[Data extracted from a collection]
━━━━━━━━━━━━━━━━
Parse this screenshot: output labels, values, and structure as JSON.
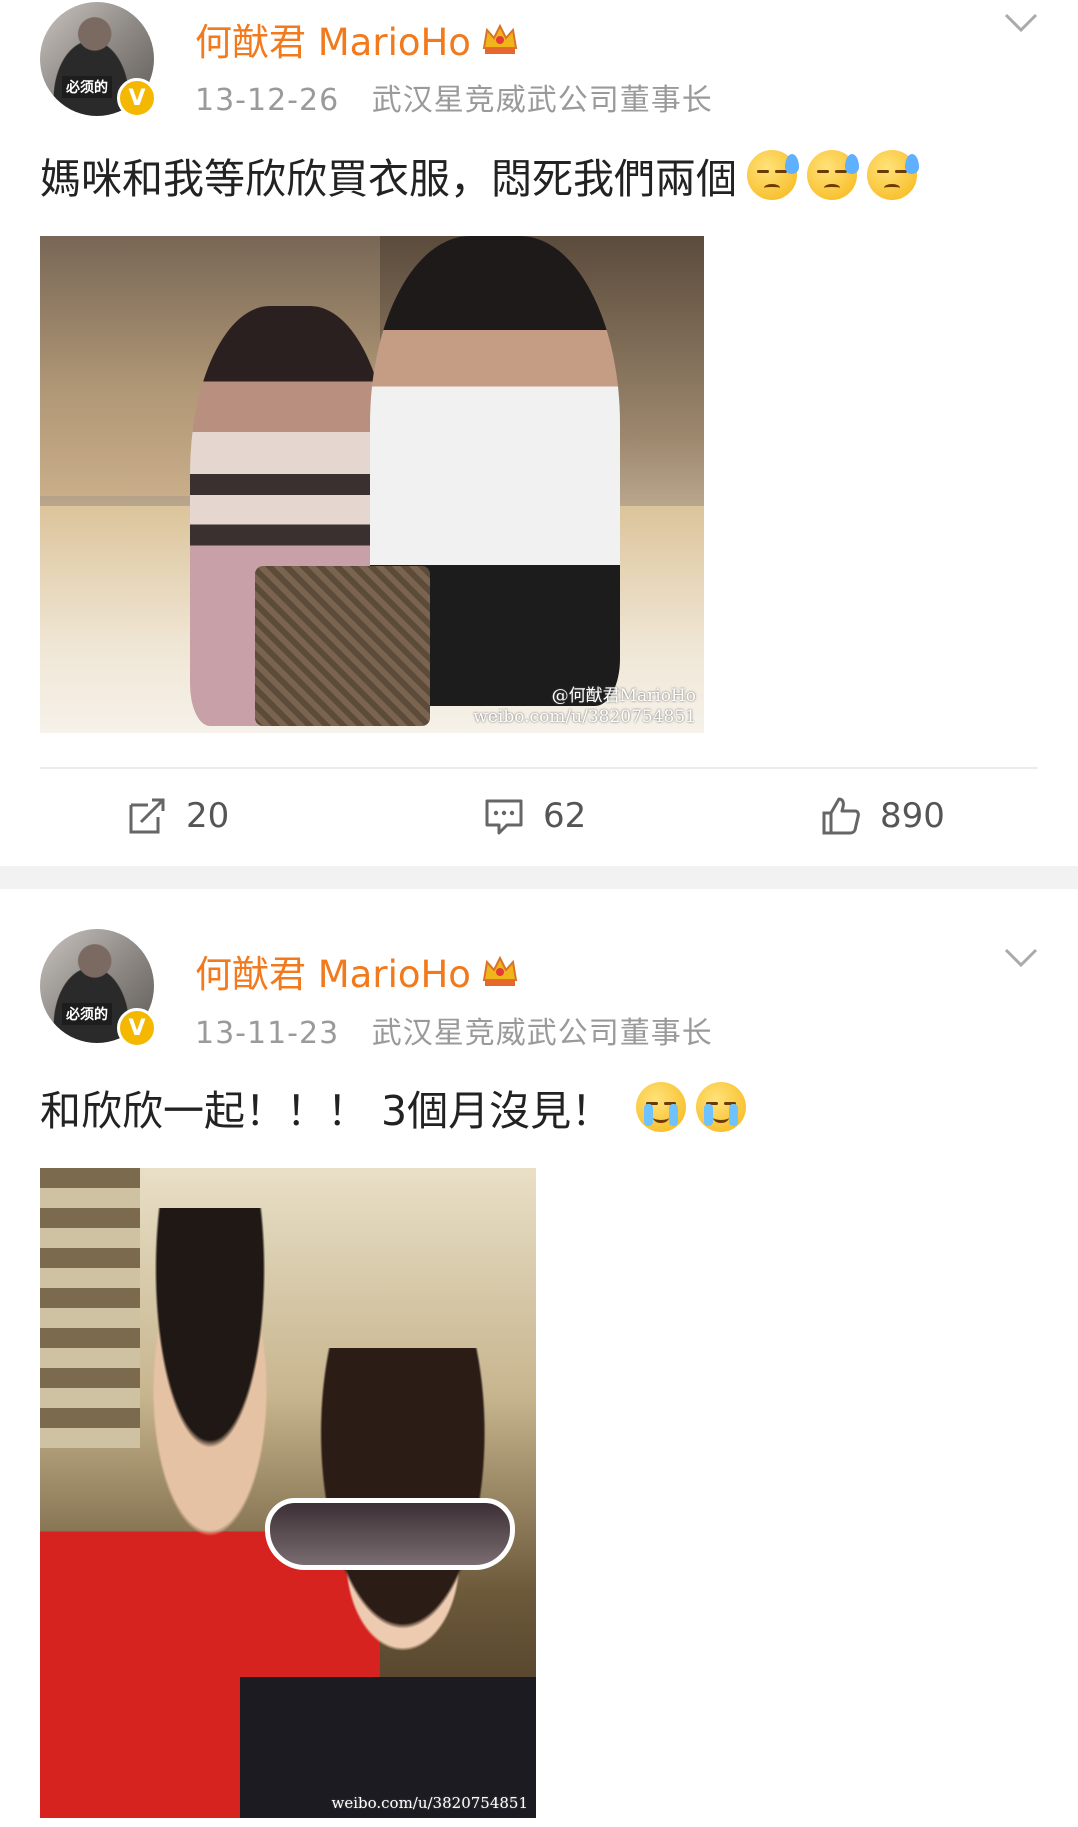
{
  "posts": [
    {
      "user": {
        "name": "何猷君 MarioHo",
        "avatar_stamp": "必须的",
        "verified_badge": "V"
      },
      "meta": {
        "date": "13-12-26",
        "bio": "武汉星竞威武公司董事长"
      },
      "text": "媽咪和我等欣欣買衣服，悶死我們兩個",
      "emojis": [
        "sweat-emoji",
        "sweat-emoji",
        "sweat-emoji"
      ],
      "image": {
        "watermark_line1": "@何猷君MarioHo",
        "watermark_line2": "weibo.com/u/3820754851"
      },
      "actions": {
        "repost": "20",
        "comment": "62",
        "like": "890"
      }
    },
    {
      "user": {
        "name": "何猷君 MarioHo",
        "avatar_stamp": "必须的",
        "verified_badge": "V"
      },
      "meta": {
        "date": "13-11-23",
        "bio": "武汉星竞威武公司董事长"
      },
      "text": "和欣欣一起！！！ 3個月沒見！",
      "emojis": [
        "crying-emoji",
        "crying-emoji"
      ],
      "image": {
        "watermark_line2": "weibo.com/u/3820754851"
      }
    }
  ],
  "colors": {
    "username": "#f27a1c",
    "meta": "#9a9a9a",
    "separator": "#f2f2f2",
    "verified": "#f5b800"
  }
}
━━━━━━━━━━━━━━━━
Aim of the task
Leaving aside the images, write out the entries above word for word.

The reply
Parse this screenshot: output labels, values, and structure as JSON.
{
  "posts": [
    {
      "user": {
        "name": "何猷君 MarioHo",
        "avatar_stamp": "必须的",
        "verified_badge": "V"
      },
      "meta": {
        "date": "13-12-26",
        "bio": "武汉星竞威武公司董事长"
      },
      "text": "媽咪和我等欣欣買衣服，悶死我們兩個",
      "emojis": [
        "sweat-emoji",
        "sweat-emoji",
        "sweat-emoji"
      ],
      "image": {
        "watermark_line1": "@何猷君MarioHo",
        "watermark_line2": "weibo.com/u/3820754851"
      },
      "actions": {
        "repost": "20",
        "comment": "62",
        "like": "890"
      }
    },
    {
      "user": {
        "name": "何猷君 MarioHo",
        "avatar_stamp": "必须的",
        "verified_badge": "V"
      },
      "meta": {
        "date": "13-11-23",
        "bio": "武汉星竞威武公司董事长"
      },
      "text": "和欣欣一起！！！ 3個月沒見！",
      "emojis": [
        "crying-emoji",
        "crying-emoji"
      ],
      "image": {
        "watermark_line2": "weibo.com/u/3820754851"
      }
    }
  ],
  "colors": {
    "username": "#f27a1c",
    "meta": "#9a9a9a",
    "separator": "#f2f2f2",
    "verified": "#f5b800"
  }
}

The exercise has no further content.